* _STATED PROBLEM_
In the data below, find each line containing the string "screenshot" and return it.

* _MATERIAL TO PROCESS_
------------

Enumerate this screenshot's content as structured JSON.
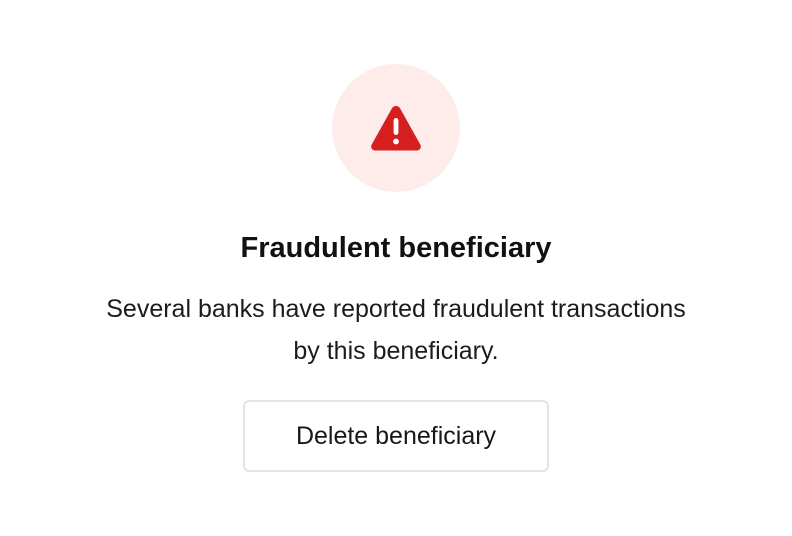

------------

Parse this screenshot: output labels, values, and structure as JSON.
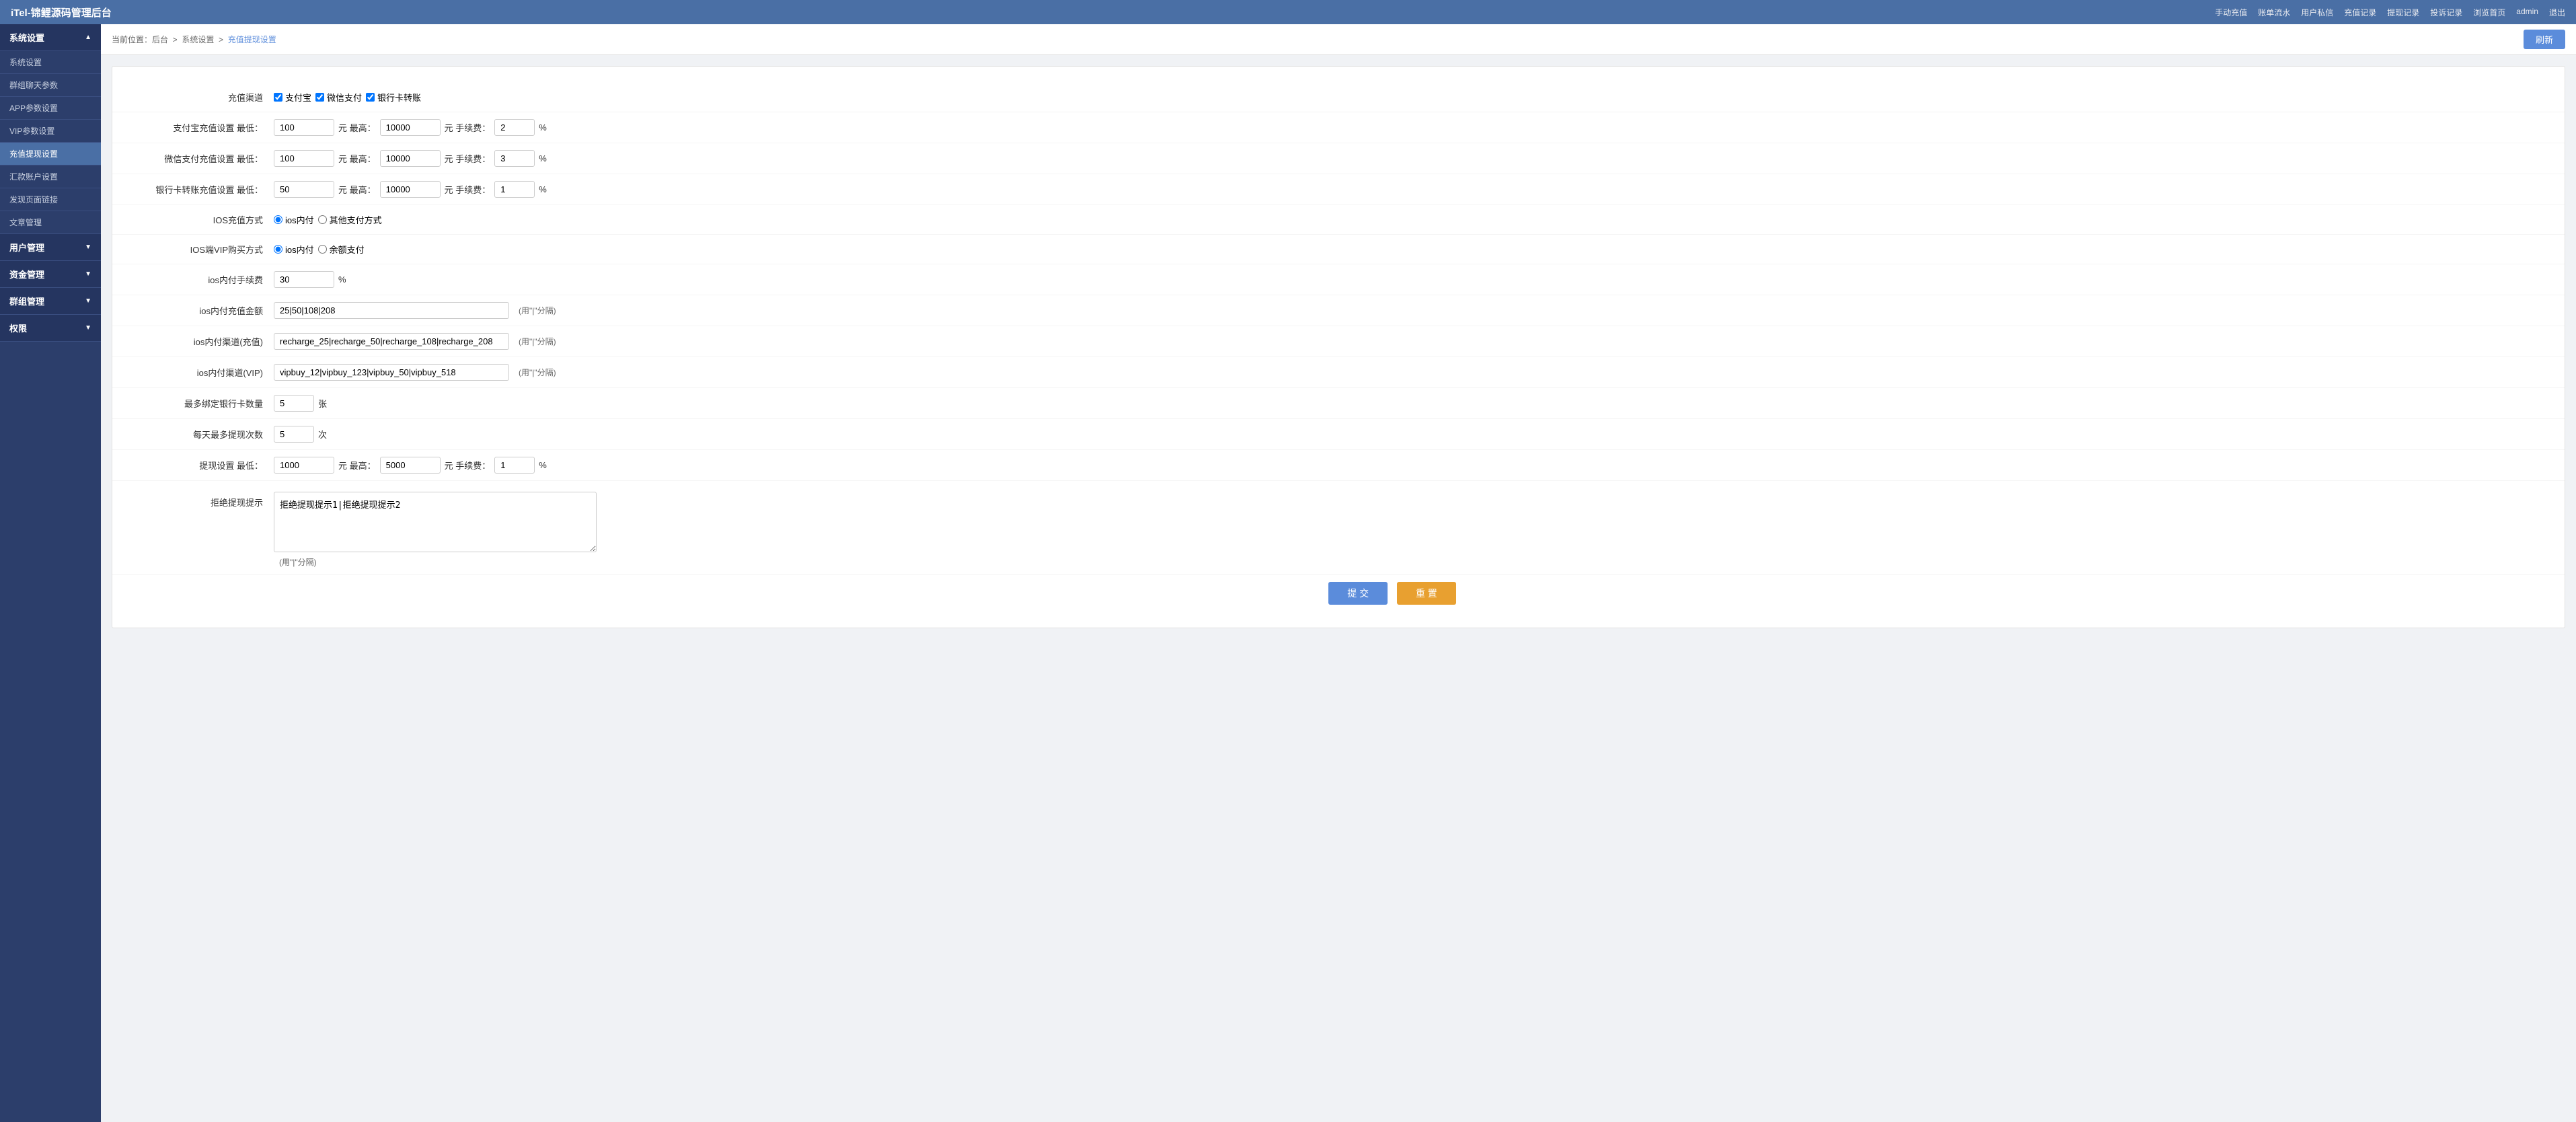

------------

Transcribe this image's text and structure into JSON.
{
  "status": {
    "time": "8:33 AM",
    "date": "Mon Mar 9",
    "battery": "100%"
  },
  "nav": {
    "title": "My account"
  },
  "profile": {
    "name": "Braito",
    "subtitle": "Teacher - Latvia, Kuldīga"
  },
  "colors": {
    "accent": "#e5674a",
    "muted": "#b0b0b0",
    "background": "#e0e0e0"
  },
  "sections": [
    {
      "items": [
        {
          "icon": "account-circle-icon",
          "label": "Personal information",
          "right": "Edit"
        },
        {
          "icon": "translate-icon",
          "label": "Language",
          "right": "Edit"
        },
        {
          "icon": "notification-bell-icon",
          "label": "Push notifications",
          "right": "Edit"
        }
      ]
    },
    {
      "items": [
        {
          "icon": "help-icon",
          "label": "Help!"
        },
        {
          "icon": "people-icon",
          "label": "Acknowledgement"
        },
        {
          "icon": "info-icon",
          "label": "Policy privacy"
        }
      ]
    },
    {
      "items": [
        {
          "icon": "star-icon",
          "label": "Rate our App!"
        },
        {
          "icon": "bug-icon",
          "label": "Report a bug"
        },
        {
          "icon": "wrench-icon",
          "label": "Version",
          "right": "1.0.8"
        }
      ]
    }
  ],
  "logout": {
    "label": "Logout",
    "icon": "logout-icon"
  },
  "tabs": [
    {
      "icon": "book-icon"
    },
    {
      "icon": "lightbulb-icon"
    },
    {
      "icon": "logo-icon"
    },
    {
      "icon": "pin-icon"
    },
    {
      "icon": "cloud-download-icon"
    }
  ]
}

------------

* _TASK ANSWER_
Enumerate this screenshot's content as structured JSON.
Parse this screenshot: output labels, values, and structure as JSON.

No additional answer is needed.